** BEGIN PROVIDED DATA **

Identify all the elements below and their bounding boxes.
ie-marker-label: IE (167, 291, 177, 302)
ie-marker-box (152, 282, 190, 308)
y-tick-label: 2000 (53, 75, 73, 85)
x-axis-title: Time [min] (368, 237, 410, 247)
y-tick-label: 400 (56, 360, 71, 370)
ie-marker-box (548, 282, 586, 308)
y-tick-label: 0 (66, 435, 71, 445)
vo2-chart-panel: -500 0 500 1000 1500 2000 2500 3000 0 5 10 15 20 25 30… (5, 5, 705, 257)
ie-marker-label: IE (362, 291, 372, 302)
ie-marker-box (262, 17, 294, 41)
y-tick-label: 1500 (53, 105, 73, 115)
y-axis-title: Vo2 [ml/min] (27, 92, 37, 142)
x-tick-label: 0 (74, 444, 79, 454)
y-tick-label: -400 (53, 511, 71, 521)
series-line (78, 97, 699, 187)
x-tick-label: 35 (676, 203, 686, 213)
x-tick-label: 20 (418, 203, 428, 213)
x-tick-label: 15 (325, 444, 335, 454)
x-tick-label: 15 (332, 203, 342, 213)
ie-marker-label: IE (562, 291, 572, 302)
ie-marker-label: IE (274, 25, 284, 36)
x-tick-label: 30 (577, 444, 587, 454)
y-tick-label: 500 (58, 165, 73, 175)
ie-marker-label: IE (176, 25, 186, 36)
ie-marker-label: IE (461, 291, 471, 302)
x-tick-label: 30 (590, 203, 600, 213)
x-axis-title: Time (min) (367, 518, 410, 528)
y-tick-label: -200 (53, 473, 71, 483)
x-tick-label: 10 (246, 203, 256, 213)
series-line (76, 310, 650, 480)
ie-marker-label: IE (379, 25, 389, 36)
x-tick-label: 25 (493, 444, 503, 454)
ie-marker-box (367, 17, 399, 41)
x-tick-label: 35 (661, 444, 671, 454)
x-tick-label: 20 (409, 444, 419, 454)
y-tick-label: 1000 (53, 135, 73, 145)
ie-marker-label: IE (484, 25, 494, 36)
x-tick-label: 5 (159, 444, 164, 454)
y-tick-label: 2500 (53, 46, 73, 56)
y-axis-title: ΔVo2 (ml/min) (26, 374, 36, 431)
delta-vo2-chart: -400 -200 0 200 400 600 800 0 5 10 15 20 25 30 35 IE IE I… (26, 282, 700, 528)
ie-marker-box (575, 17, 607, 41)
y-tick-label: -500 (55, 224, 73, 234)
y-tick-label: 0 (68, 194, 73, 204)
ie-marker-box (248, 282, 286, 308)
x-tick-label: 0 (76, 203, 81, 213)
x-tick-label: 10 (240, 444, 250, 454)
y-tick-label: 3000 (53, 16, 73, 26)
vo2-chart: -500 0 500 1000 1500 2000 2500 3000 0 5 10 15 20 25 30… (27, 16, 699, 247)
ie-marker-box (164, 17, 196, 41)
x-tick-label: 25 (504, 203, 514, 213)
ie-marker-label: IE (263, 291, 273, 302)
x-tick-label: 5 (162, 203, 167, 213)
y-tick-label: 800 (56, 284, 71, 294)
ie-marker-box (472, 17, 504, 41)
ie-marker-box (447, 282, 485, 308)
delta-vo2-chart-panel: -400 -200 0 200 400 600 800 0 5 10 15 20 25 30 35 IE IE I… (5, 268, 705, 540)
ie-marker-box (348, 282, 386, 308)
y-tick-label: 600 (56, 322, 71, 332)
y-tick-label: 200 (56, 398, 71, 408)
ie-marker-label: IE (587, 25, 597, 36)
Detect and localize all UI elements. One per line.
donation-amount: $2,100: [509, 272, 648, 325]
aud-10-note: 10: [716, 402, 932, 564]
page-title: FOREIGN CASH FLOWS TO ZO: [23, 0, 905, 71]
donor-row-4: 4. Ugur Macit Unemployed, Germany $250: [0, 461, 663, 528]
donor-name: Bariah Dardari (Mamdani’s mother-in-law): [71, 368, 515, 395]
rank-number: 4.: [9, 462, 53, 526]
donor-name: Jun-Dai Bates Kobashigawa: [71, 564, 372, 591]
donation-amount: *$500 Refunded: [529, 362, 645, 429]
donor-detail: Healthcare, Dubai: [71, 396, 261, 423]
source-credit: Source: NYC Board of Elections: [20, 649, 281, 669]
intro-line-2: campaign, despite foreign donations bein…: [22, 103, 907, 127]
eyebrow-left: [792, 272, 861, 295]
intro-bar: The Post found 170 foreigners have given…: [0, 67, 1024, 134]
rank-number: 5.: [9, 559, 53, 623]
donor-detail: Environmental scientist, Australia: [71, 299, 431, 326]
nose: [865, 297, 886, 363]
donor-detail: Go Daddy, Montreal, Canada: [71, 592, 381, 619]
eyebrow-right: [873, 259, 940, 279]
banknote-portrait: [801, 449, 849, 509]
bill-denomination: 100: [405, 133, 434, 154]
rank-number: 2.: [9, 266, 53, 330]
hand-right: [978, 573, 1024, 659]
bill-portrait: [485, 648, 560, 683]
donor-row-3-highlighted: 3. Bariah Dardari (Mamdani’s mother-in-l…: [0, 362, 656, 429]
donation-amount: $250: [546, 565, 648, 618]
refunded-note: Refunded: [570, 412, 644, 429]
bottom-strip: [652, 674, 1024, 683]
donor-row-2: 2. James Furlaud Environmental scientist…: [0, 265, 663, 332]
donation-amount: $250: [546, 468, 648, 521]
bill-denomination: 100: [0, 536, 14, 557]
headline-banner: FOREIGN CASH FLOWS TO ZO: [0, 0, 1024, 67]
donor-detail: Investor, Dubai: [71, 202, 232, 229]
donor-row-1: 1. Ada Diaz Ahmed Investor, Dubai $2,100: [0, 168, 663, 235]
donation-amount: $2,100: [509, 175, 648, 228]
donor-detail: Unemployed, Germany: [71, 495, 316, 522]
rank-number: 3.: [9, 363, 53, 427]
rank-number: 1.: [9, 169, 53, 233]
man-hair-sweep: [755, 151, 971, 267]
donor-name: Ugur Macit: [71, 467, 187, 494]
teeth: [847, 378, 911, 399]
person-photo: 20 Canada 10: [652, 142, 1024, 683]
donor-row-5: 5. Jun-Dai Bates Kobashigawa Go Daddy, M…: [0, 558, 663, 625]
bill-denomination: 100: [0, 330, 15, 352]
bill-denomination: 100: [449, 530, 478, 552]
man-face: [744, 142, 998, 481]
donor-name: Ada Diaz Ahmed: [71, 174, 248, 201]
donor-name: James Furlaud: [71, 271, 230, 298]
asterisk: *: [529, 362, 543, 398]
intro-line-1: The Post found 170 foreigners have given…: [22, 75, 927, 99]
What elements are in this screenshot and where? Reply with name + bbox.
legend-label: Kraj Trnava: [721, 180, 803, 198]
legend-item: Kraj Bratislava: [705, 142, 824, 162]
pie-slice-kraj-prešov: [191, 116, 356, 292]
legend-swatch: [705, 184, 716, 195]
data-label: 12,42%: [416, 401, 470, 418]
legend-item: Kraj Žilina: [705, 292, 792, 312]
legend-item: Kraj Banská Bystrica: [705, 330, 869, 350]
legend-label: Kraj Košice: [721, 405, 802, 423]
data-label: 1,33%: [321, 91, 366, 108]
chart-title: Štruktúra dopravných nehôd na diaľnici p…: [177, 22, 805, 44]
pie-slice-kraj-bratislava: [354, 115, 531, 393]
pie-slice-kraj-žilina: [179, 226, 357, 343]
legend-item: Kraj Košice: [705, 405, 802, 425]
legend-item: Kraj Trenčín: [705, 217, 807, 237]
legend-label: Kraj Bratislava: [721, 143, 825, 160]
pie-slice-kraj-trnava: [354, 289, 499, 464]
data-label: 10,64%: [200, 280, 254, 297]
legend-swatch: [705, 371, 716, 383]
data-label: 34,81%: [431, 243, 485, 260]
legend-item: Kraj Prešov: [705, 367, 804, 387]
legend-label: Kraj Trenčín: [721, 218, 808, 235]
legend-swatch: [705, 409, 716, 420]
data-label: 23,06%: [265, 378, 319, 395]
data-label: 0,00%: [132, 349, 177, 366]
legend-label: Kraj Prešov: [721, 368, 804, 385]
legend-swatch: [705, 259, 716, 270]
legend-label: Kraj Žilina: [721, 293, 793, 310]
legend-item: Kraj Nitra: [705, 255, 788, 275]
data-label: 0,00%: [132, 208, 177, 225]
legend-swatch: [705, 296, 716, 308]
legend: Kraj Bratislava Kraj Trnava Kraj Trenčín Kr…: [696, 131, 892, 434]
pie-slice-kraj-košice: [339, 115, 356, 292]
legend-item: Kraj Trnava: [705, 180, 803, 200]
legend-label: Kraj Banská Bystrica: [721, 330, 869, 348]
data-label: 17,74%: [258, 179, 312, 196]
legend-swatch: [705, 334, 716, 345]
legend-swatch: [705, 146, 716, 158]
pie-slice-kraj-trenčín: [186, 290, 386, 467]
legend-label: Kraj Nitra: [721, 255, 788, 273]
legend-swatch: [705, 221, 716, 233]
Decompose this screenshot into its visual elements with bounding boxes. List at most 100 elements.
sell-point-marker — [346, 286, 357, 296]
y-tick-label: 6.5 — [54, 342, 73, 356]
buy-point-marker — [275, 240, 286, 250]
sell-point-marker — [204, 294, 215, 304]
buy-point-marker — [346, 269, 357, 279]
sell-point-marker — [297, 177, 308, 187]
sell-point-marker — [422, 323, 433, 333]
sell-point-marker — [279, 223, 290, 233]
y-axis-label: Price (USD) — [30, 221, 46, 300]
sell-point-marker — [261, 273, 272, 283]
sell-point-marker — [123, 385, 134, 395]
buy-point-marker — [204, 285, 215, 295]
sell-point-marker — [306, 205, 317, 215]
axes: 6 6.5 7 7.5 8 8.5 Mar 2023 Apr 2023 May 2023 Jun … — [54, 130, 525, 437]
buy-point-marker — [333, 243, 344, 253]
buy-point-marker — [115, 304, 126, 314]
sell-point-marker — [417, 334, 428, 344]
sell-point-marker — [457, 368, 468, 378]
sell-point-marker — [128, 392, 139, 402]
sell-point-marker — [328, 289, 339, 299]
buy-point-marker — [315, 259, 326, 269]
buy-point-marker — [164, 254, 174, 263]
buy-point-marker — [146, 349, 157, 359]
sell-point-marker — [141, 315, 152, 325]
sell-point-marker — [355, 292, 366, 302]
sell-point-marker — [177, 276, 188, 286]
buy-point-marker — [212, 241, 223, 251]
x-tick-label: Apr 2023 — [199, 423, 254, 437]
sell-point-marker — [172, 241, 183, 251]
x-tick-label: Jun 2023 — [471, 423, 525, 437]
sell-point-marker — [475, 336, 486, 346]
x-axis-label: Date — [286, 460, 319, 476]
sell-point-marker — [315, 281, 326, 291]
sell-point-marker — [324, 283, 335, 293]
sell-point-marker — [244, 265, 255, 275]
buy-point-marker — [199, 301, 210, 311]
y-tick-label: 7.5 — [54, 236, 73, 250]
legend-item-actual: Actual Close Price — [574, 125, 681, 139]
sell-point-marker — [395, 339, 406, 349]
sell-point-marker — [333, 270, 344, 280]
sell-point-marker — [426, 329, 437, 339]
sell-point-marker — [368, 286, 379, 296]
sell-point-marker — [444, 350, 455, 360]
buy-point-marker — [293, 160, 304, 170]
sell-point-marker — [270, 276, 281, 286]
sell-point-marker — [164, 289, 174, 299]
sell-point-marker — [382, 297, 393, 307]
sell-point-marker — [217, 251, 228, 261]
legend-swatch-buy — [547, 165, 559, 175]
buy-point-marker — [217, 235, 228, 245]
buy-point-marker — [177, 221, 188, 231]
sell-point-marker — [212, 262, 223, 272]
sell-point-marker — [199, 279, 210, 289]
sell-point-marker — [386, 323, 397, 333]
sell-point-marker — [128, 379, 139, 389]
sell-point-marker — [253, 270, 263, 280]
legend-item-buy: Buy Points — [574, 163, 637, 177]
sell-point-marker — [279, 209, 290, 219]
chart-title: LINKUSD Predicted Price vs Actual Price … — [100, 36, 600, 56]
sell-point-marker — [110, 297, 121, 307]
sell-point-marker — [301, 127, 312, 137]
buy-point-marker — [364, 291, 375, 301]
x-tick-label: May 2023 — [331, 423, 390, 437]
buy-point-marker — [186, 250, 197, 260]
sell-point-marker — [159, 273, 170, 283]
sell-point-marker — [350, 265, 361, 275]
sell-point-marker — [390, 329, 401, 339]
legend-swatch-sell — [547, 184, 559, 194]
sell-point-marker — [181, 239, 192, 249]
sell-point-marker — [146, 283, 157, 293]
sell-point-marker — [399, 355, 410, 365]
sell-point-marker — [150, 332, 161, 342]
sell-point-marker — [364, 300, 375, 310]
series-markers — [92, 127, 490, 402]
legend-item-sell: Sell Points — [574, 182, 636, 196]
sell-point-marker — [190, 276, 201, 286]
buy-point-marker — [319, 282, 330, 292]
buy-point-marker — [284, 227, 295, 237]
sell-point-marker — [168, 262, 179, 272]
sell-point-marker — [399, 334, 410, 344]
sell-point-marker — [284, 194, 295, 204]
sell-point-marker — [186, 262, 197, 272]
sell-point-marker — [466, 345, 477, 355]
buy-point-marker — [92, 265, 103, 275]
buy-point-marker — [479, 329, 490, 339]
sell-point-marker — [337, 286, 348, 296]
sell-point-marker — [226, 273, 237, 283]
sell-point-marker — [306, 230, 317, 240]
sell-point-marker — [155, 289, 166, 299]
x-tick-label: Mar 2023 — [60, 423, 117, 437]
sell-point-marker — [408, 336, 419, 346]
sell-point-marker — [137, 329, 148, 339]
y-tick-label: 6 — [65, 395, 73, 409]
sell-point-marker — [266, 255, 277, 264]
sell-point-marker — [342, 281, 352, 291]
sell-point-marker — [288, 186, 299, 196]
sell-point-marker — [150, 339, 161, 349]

** END PROVIDED DATA **

REQUEST:
Rewrite the data from its first line through the line containing "x-axis-title: Time (min) (367, 518, 410, 528)", inclusive, as a Markdown table with two columns, Row for a row number and Line for the text of each line. Leave out any blank lines.

TASK RESULT:
| Row | Line |
|---|---|
| 1 | Identify all the elements below and their bounding boxes. |
| 2 | ie-marker-label: IE (167, 291, 177, 302) |
| 3 | ie-marker-box (152, 282, 190, 308) |
| 4 | y-tick-label: 2000 (53, 75, 73, 85) |
| 5 | x-axis-title: Time [min] (368, 237, 410, 247) |
| 6 | y-tick-label: 400 (56, 360, 71, 370) |
| 7 | ie-marker-box (548, 282, 586, 308) |
| 8 | y-tick-label: 0 (66, 435, 71, 445) |
| 9 | vo2-chart-panel: -500 0 500 1000 1500 2000 2500 3000 0 5 10 15 20 25 30… (5, 5, 705, 257) |
| 10 | ie-marker-label: IE (362, 291, 372, 302) |
| 11 | ie-marker-box (262, 17, 294, 41) |
| 12 | y-tick-label: 1500 (53, 105, 73, 115) |
| 13 | y-axis-title: Vo2 [ml/min] (27, 92, 37, 142) |
| 14 | x-tick-label: 0 (74, 444, 79, 454) |
| 15 | y-tick-label: -400 (53, 511, 71, 521) |
| 16 | series-line (78, 97, 699, 187) |
| 17 | x-tick-label: 35 (676, 203, 686, 213) |
| 18 | x-tick-label: 20 (418, 203, 428, 213) |
| 19 | x-tick-label: 15 (325, 444, 335, 454) |
| 20 | x-tick-label: 15 (332, 203, 342, 213) |
| 21 | ie-marker-label: IE (562, 291, 572, 302) |
| 22 | ie-marker-label: IE (274, 25, 284, 36) |
| 23 | x-tick-label: 30 (577, 444, 587, 454) |
| 24 | y-tick-label: 500 (58, 165, 73, 175) |
| 25 | ie-marker-label: IE (176, 25, 186, 36) |
| 26 | ie-marker-label: IE (461, 291, 471, 302) |
| 27 | x-tick-label: 30 (590, 203, 600, 213) |
| 28 | x-axis-title: Time (min) (367, 518, 410, 528) |